═════ Information shown ═════

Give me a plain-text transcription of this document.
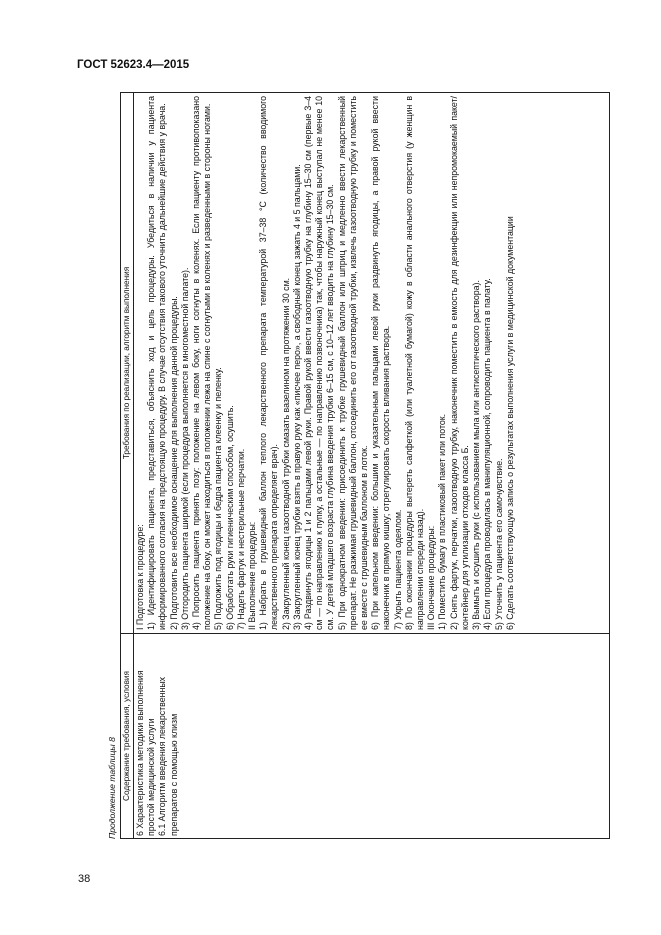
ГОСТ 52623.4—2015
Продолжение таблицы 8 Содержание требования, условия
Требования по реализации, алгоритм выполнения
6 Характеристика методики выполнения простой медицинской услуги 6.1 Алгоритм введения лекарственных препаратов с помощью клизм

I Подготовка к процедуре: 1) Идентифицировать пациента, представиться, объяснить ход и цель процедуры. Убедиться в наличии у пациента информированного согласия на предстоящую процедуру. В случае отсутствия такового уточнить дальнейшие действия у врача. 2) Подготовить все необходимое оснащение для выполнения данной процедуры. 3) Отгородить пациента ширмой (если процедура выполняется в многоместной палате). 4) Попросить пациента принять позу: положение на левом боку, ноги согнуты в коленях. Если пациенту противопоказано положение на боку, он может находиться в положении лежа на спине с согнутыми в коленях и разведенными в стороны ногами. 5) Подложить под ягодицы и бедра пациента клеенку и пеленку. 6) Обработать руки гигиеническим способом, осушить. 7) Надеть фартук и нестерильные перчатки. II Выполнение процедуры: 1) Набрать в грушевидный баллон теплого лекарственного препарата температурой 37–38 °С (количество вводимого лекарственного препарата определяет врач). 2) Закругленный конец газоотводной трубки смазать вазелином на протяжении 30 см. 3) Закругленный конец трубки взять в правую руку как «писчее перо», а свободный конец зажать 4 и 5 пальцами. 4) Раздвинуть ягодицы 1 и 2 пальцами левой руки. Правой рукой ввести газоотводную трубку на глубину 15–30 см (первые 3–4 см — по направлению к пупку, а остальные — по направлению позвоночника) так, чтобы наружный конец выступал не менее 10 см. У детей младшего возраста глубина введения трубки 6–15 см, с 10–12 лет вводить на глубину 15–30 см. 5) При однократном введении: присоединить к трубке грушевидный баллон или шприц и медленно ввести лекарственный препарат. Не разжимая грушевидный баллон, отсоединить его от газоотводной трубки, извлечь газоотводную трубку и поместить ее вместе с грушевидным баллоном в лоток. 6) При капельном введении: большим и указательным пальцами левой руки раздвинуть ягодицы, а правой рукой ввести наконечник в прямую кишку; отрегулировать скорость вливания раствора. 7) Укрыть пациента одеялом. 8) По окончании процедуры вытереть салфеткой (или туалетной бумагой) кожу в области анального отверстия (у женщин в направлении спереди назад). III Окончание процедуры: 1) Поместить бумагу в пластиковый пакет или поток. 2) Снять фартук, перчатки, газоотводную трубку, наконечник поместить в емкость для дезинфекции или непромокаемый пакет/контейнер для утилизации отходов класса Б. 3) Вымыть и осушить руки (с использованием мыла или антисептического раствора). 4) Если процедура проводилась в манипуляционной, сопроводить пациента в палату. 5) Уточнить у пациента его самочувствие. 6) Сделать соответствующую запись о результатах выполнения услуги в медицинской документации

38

═════

• _Instructions to follow_: Leave the pictures out and write out every entry exactly as given.

• _Task result_:
Give me a plain-text transcription of this document.
ГОСТ 52623.4—2015
Продолжение таблицы 8 Содержание требования, условия
Требования по реализации, алгоритм выполнения
6 Характеристика методики выполнения простой медицинской услуги 6.1 Алгоритм введения лекарственных препаратов с помощью клизм

I Подготовка к процедуре: 1) Идентифицировать пациента, представиться, объяснить ход и цель процедуры. Убедиться в наличии у пациента информированного согласия на предстоящую процедуру. В случае отсутствия такового уточнить дальнейшие действия у врача. 2) Подготовить все необходимое оснащение для выполнения данной процедуры. 3) Отгородить пациента ширмой (если процедура выполняется в многоместной палате). 4) Попросить пациента принять позу: положение на левом боку, ноги согнуты в коленях. Если пациенту противопоказано положение на боку, он может находиться в положении лежа на спине с согнутыми в коленях и разведенными в стороны ногами. 5) Подложить под ягодицы и бедра пациента клеенку и пеленку. 6) Обработать руки гигиеническим способом, осушить. 7) Надеть фартук и нестерильные перчатки. II Выполнение процедуры: 1) Набрать в грушевидный баллон теплого лекарственного препарата температурой 37–38 °С (количество вводимого лекарственного препарата определяет врач). 2) Закругленный конец газоотводной трубки смазать вазелином на протяжении 30 см. 3) Закругленный конец трубки взять в правую руку как «писчее перо», а свободный конец зажать 4 и 5 пальцами. 4) Раздвинуть ягодицы 1 и 2 пальцами левой руки. Правой рукой ввести газоотводную трубку на глубину 15–30 см (первые 3–4 см — по направлению к пупку, а остальные — по направлению позвоночника) так, чтобы наружный конец выступал не менее 10 см. У детей младшего возраста глубина введения трубки 6–15 см, с 10–12 лет вводить на глубину 15–30 см. 5) При однократном введении: присоединить к трубке грушевидный баллон или шприц и медленно ввести лекарственный препарат. Не разжимая грушевидный баллон, отсоединить его от газоотводной трубки, извлечь газоотводную трубку и поместить ее вместе с грушевидным баллоном в лоток. 6) При капельном введении: большим и указательным пальцами левой руки раздвинуть ягодицы, а правой рукой ввести наконечник в прямую кишку; отрегулировать скорость вливания раствора. 7) Укрыть пациента одеялом. 8) По окончании процедуры вытереть салфеткой (или туалетной бумагой) кожу в области анального отверстия (у женщин в направлении спереди назад). III Окончание процедуры: 1) Поместить бумагу в пластиковый пакет или поток. 2) Снять фартук, перчатки, газоотводную трубку, наконечник поместить в емкость для дезинфекции или непромокаемый пакет/контейнер для утилизации отходов класса Б. 3) Вымыть и осушить руки (с использованием мыла или антисептического раствора). 4) Если процедура проводилась в манипуляционной, сопроводить пациента в палату. 5) Уточнить у пациента его самочувствие. 6) Сделать соответствующую запись о результатах выполнения услуги в медицинской документации

38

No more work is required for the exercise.